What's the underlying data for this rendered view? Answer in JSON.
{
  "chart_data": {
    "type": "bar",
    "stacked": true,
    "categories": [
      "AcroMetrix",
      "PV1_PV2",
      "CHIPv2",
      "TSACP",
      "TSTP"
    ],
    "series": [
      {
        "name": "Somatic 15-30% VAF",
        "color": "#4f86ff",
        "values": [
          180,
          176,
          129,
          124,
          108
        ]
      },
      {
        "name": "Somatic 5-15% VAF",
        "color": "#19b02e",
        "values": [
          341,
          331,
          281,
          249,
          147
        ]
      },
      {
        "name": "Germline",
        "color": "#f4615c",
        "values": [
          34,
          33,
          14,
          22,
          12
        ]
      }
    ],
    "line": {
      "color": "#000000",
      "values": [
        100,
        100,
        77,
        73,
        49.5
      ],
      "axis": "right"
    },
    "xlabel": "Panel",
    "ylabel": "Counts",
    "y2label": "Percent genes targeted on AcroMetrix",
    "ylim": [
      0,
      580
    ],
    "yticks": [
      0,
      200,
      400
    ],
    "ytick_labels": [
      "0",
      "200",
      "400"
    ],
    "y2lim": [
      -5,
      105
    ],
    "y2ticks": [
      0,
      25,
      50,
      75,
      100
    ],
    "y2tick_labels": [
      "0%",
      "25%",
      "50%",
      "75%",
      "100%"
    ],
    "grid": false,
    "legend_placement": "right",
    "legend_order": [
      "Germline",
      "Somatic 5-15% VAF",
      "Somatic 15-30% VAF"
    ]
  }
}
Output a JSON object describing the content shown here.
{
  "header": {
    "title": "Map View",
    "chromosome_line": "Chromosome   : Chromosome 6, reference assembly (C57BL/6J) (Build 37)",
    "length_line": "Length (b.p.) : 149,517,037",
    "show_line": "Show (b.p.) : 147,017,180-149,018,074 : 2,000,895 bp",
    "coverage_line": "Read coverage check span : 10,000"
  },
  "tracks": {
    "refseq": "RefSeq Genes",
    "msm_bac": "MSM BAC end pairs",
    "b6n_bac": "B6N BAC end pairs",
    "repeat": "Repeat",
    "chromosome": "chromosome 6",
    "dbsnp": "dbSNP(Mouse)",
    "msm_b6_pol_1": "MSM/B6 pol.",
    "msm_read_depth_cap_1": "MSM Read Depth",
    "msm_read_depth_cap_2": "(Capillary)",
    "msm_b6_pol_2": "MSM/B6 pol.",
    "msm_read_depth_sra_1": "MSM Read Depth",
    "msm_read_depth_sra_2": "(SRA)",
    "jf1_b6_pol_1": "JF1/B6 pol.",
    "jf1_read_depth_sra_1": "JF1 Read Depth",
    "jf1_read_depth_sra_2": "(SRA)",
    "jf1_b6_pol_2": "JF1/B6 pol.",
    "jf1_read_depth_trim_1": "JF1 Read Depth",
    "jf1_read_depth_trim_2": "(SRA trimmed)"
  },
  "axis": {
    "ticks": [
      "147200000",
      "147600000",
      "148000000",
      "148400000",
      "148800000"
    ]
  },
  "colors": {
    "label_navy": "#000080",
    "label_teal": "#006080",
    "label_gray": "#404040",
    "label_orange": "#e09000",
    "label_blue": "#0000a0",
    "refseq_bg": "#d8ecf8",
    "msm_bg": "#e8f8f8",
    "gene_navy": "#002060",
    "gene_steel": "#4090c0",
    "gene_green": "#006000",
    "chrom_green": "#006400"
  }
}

**Problem statement:** A faithful, word-for-word transcript of the material above is the required answer.

**Task response:**
What's the underlying data for this rendered view? Answer in JSON.
{
  "chart_data": {
    "type": "bar",
    "stacked": true,
    "categories": [
      "AcroMetrix",
      "PV1_PV2",
      "CHIPv2",
      "TSACP",
      "TSTP"
    ],
    "series": [
      {
        "name": "Somatic 15-30% VAF",
        "color": "#4f86ff",
        "values": [
          180,
          176,
          129,
          124,
          108
        ]
      },
      {
        "name": "Somatic 5-15% VAF",
        "color": "#19b02e",
        "values": [
          341,
          331,
          281,
          249,
          147
        ]
      },
      {
        "name": "Germline",
        "color": "#f4615c",
        "values": [
          34,
          33,
          14,
          22,
          12
        ]
      }
    ],
    "line": {
      "color": "#000000",
      "values": [
        100,
        100,
        77,
        73,
        49.5
      ],
      "axis": "right"
    },
    "xlabel": "Panel",
    "ylabel": "Counts",
    "y2label": "Percent genes targeted on AcroMetrix",
    "ylim": [
      0,
      580
    ],
    "yticks": [
      0,
      200,
      400
    ],
    "ytick_labels": [
      "0",
      "200",
      "400"
    ],
    "y2lim": [
      -5,
      105
    ],
    "y2ticks": [
      0,
      25,
      50,
      75,
      100
    ],
    "y2tick_labels": [
      "0%",
      "25%",
      "50%",
      "75%",
      "100%"
    ],
    "grid": false,
    "legend_placement": "right",
    "legend_order": [
      "Germline",
      "Somatic 5-15% VAF",
      "Somatic 15-30% VAF"
    ]
  }
}
Output a JSON object describing the content shown here.
{
  "header": {
    "title": "Map View",
    "chromosome_line": "Chromosome   : Chromosome 6, reference assembly (C57BL/6J) (Build 37)",
    "length_line": "Length (b.p.) : 149,517,037",
    "show_line": "Show (b.p.) : 147,017,180-149,018,074 : 2,000,895 bp",
    "coverage_line": "Read coverage check span : 10,000"
  },
  "tracks": {
    "refseq": "RefSeq Genes",
    "msm_bac": "MSM BAC end pairs",
    "b6n_bac": "B6N BAC end pairs",
    "repeat": "Repeat",
    "chromosome": "chromosome 6",
    "dbsnp": "dbSNP(Mouse)",
    "msm_b6_pol_1": "MSM/B6 pol.",
    "msm_read_depth_cap_1": "MSM Read Depth",
    "msm_read_depth_cap_2": "(Capillary)",
    "msm_b6_pol_2": "MSM/B6 pol.",
    "msm_read_depth_sra_1": "MSM Read Depth",
    "msm_read_depth_sra_2": "(SRA)",
    "jf1_b6_pol_1": "JF1/B6 pol.",
    "jf1_read_depth_sra_1": "JF1 Read Depth",
    "jf1_read_depth_sra_2": "(SRA)",
    "jf1_b6_pol_2": "JF1/B6 pol.",
    "jf1_read_depth_trim_1": "JF1 Read Depth",
    "jf1_read_depth_trim_2": "(SRA trimmed)"
  },
  "axis": {
    "ticks": [
      "147200000",
      "147600000",
      "148000000",
      "148400000",
      "148800000"
    ]
  },
  "colors": {
    "label_navy": "#000080",
    "label_teal": "#006080",
    "label_gray": "#404040",
    "label_orange": "#e09000",
    "label_blue": "#0000a0",
    "refseq_bg": "#d8ecf8",
    "msm_bg": "#e8f8f8",
    "gene_navy": "#002060",
    "gene_steel": "#4090c0",
    "gene_green": "#006000",
    "chrom_green": "#006400"
  }
}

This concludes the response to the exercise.